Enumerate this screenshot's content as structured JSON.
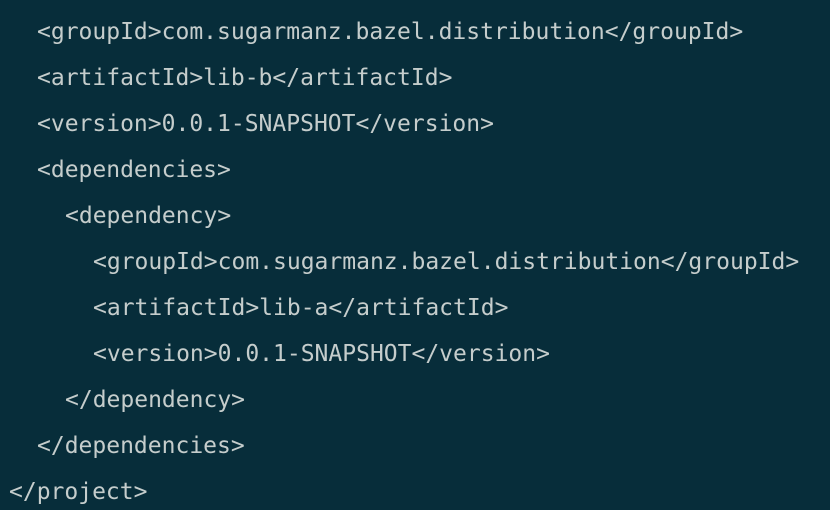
{
  "code": {
    "lines": [
      "<groupId>com.sugarmanz.bazel.distribution</groupId>",
      "<artifactId>lib-b</artifactId>",
      "<version>0.0.1-SNAPSHOT</version>",
      "<dependencies>",
      "<dependency>",
      "<groupId>com.sugarmanz.bazel.distribution</groupId>",
      "<artifactId>lib-a</artifactId>",
      "<version>0.0.1-SNAPSHOT</version>",
      "</dependency>",
      "</dependencies>",
      "</project>"
    ],
    "colors": {
      "background": "#072d3a",
      "text": "#c5cdcc"
    }
  }
}
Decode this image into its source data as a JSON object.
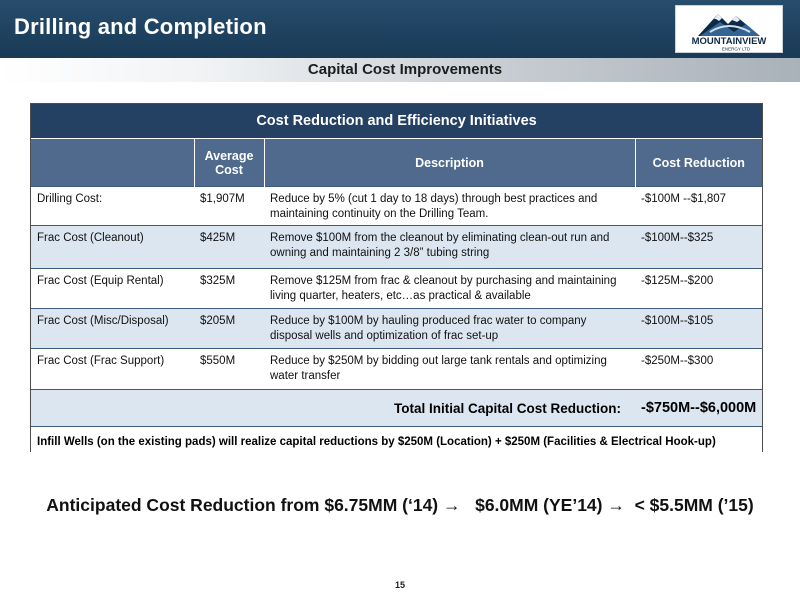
{
  "header": {
    "title": "Drilling and Completion",
    "logo_text": "MOUNTAINVIEW",
    "logo_subtext": "ENERGY LTD"
  },
  "subtitle": "Capital Cost Improvements",
  "table": {
    "title": "Cost Reduction and Efficiency Initiatives",
    "columns": [
      "",
      "Average Cost",
      "Description",
      "Cost Reduction"
    ],
    "rows": [
      {
        "item": "Drilling Cost:",
        "avg_cost": "$1,907M",
        "description": "Reduce by 5% (cut 1 day to 18 days) through best practices and maintaining continuity on the Drilling Team.",
        "reduction": "-$100M --$1,807"
      },
      {
        "item": "Frac Cost (Cleanout)",
        "avg_cost": "$425M",
        "description": "Remove $100M from the cleanout by eliminating clean-out run and owning and maintaining 2 3/8” tubing string",
        "reduction": "-$100M--$325"
      },
      {
        "item": "Frac Cost (Equip Rental)",
        "avg_cost": "$325M",
        "description": "Remove $125M from frac & cleanout by purchasing and maintaining living quarter, heaters, etc…as practical & available",
        "reduction": "-$125M--$200"
      },
      {
        "item": "Frac Cost (Misc/Disposal)",
        "avg_cost": "$205M",
        "description": "Reduce by $100M by hauling produced frac water to company disposal wells and optimization of frac set-up",
        "reduction": "-$100M--$105"
      },
      {
        "item": "Frac Cost (Frac Support)",
        "avg_cost": "$550M",
        "description": "Reduce by $250M by bidding out large tank rentals and optimizing water transfer",
        "reduction": "-$250M--$300"
      }
    ],
    "total_label": "Total Initial Capital Cost Reduction:",
    "total_value": "-$750M--$6,000M",
    "footer": "Infill Wells (on the existing pads) will realize capital reductions by $250M (Location) + $250M (Facilities & Electrical Hook-up)"
  },
  "anticipated": "Anticipated Cost Reduction from $6.75MM (‘14) →   $6.0MM (YE’14) →  < $5.5MM (’15)",
  "page_number": "15",
  "colors": {
    "header_bg": "#1e4260",
    "table_title_bg": "#244062",
    "table_header_bg": "#4f6a8c",
    "row_shade": "#dce6f1"
  }
}
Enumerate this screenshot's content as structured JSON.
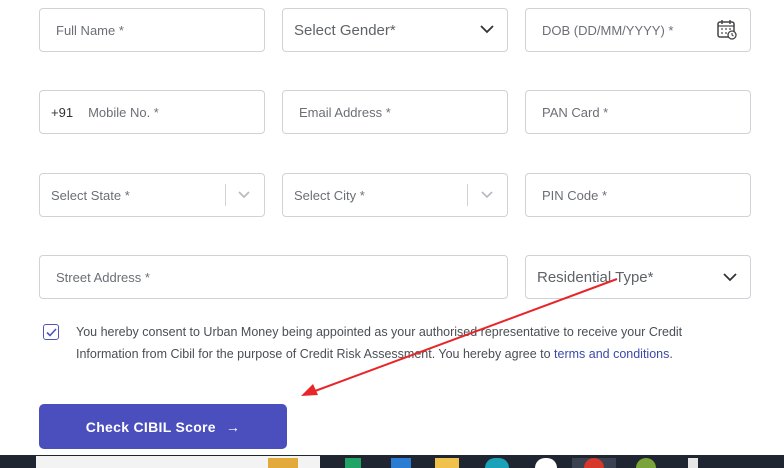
{
  "form": {
    "full_name": "Full Name *",
    "gender": "Select Gender*",
    "dob": "DOB (DD/MM/YYYY) *",
    "mobile_prefix": "+91",
    "mobile": "Mobile No. *",
    "email": "Email Address *",
    "pan": "PAN Card *",
    "state": "Select State *",
    "city": "Select City *",
    "pin": "PIN Code *",
    "street": "Street Address *",
    "residential_type": "Residential Type*"
  },
  "consent": {
    "checked": true,
    "text": "You hereby consent to Urban Money being appointed as your authorised representative to receive your Credit Information from Cibil for the purpose of Credit Risk Assessment. You hereby agree to ",
    "link": "terms and conditions",
    "end": "."
  },
  "cta": {
    "label": "Check CIBIL Score",
    "arrow": "→"
  },
  "colors": {
    "primary": "#4a4fbd",
    "annotation_arrow": "#e8262a",
    "border": "#cfd3d8"
  },
  "icons": [
    "calendar-icon",
    "chevron-down-icon",
    "check-icon",
    "arrow-right-icon"
  ]
}
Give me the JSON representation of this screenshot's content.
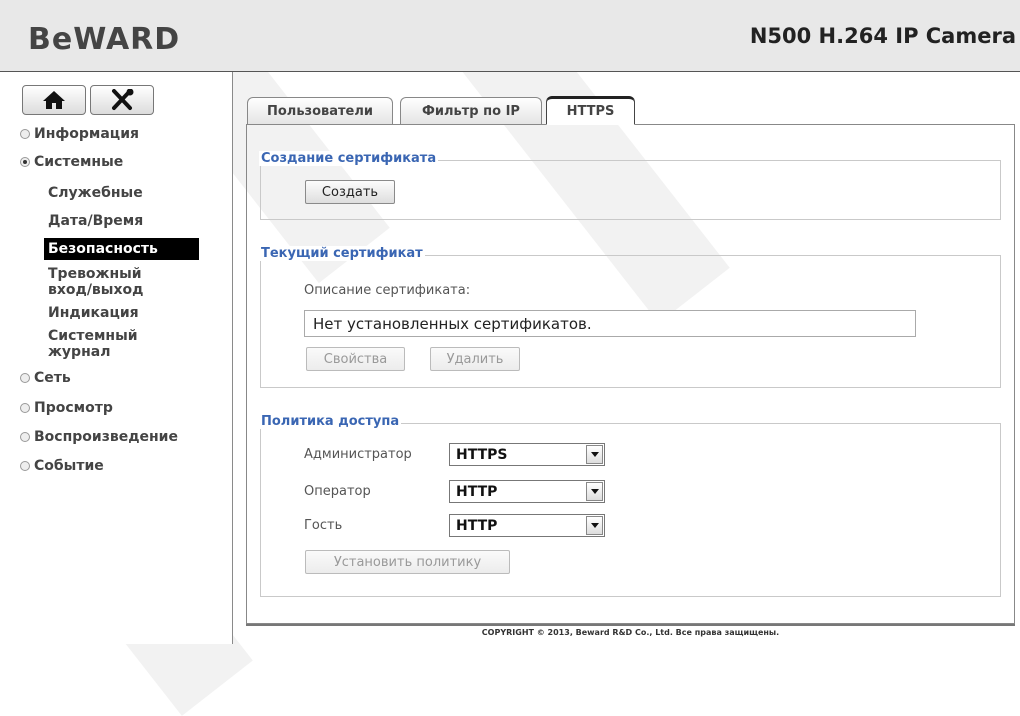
{
  "header": {
    "logo": "BeWARD",
    "camera_title": "N500 H.264 IP Camera"
  },
  "sidebar": {
    "home_icon": "home-icon",
    "settings_icon": "tools-icon",
    "items": [
      {
        "label": "Информация",
        "selected": false
      },
      {
        "label": "Системные",
        "selected": true
      },
      {
        "label": "Сеть",
        "selected": false
      },
      {
        "label": "Просмотр",
        "selected": false
      },
      {
        "label": "Воспроизведение",
        "selected": false
      },
      {
        "label": "Событие",
        "selected": false
      }
    ],
    "sub_items": [
      {
        "label": "Служебные"
      },
      {
        "label": "Дата/Время"
      },
      {
        "label": "Безопасность",
        "active": true
      },
      {
        "label": "Тревожный вход/выход"
      },
      {
        "label": "Индикация"
      },
      {
        "label": "Системный журнал"
      }
    ]
  },
  "tabs": [
    {
      "label": "Пользователи",
      "active": false
    },
    {
      "label": "Фильтр по IP",
      "active": false
    },
    {
      "label": "HTTPS",
      "active": true
    }
  ],
  "create_cert": {
    "legend": "Создание сертификата",
    "create_button": "Создать"
  },
  "current_cert": {
    "legend": "Текущий сертификат",
    "description_label": "Описание сертификата:",
    "description_value": "Нет установленных сертификатов.",
    "properties_button": "Свойства",
    "delete_button": "Удалить"
  },
  "policy": {
    "legend": "Политика доступа",
    "rows": [
      {
        "label": "Администратор",
        "value": "HTTPS"
      },
      {
        "label": "Оператор",
        "value": "HTTP"
      },
      {
        "label": "Гость",
        "value": "HTTP"
      }
    ],
    "apply_button": "Установить политику"
  },
  "footer": {
    "copyright": "COPYRIGHT © 2013, Beward R&D Co., Ltd. Все права защищены."
  },
  "colors": {
    "legend": "#3a66b3",
    "active_nav": "#000000",
    "header_bg": "#e8e8e8"
  }
}
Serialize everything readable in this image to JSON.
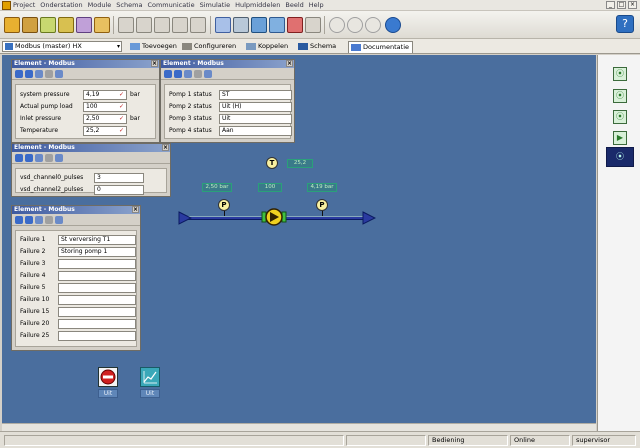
{
  "menu": {
    "items": [
      "Project",
      "Onderstation",
      "Module",
      "Schema",
      "Communicatie",
      "Simulatie",
      "Hulpmiddelen",
      "Beeld",
      "Help"
    ],
    "window_controls": [
      "_",
      "□",
      "×"
    ]
  },
  "toolbar": {
    "help_glyph": "?"
  },
  "tabbar": {
    "module_select_value": "Modbus (master) HX",
    "tabs": [
      {
        "label": "Toevoegen"
      },
      {
        "label": "Configureren"
      },
      {
        "label": "Koppelen"
      },
      {
        "label": "Schema"
      },
      {
        "label": "Documentatie"
      }
    ]
  },
  "win1": {
    "title": "Element - Modbus",
    "rows": [
      {
        "label": "system pressure",
        "value": "4,19",
        "unit": "bar"
      },
      {
        "label": "Actual pump load",
        "value": "100",
        "unit": ""
      },
      {
        "label": "Inlet pressure",
        "value": "2,50",
        "unit": "bar"
      },
      {
        "label": "Temperature",
        "value": "25,2",
        "unit": ""
      }
    ]
  },
  "win2": {
    "title": "Element - Modbus",
    "rows": [
      {
        "label": "Pomp 1 status",
        "value": "ST"
      },
      {
        "label": "Pomp 2 status",
        "value": "Uit (H)"
      },
      {
        "label": "Pomp 3 status",
        "value": "Uit"
      },
      {
        "label": "Pomp 4 status",
        "value": "Aan"
      }
    ]
  },
  "win3": {
    "title": "Element - Modbus",
    "rows": [
      {
        "label": "vsd_channel0_pulses",
        "value": "3"
      },
      {
        "label": "vsd_channel2_pulses",
        "value": "0"
      }
    ]
  },
  "win4": {
    "title": "Element - Modbus",
    "rows": [
      {
        "label": "Failure 1",
        "value": "St verversing T1"
      },
      {
        "label": "Failure 2",
        "value": "Storing pomp 1"
      },
      {
        "label": "Failure 3",
        "value": ""
      },
      {
        "label": "Failure 4",
        "value": ""
      },
      {
        "label": "Failure 5",
        "value": ""
      },
      {
        "label": "Failure 10",
        "value": ""
      },
      {
        "label": "Failure 15",
        "value": ""
      },
      {
        "label": "Failure 20",
        "value": ""
      },
      {
        "label": "Failure 25",
        "value": ""
      }
    ]
  },
  "diagram": {
    "temp_badge": "T",
    "temp_value": "25,2",
    "pressure_badge": "P",
    "inlet_value": "2,50 bar",
    "load_value": "100",
    "outlet_value": "4,19 bar"
  },
  "buttons": {
    "stop_caption": "Uit",
    "trend_caption": "Uit"
  },
  "sidepanel": {
    "buttons": [
      "⦿",
      "⦿",
      "⦿",
      "▶",
      "⦿"
    ]
  },
  "statusbar": {
    "cells": [
      "Bediening",
      "Online",
      "supervisor"
    ]
  },
  "colors": {
    "canvas": "#4a6e9e",
    "pipe": "#2a3aa0",
    "value_text": "#bff0c0"
  }
}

(Task prompt): Write down only how many lines in the listing contain the word "Remove".

(Answer in full): 2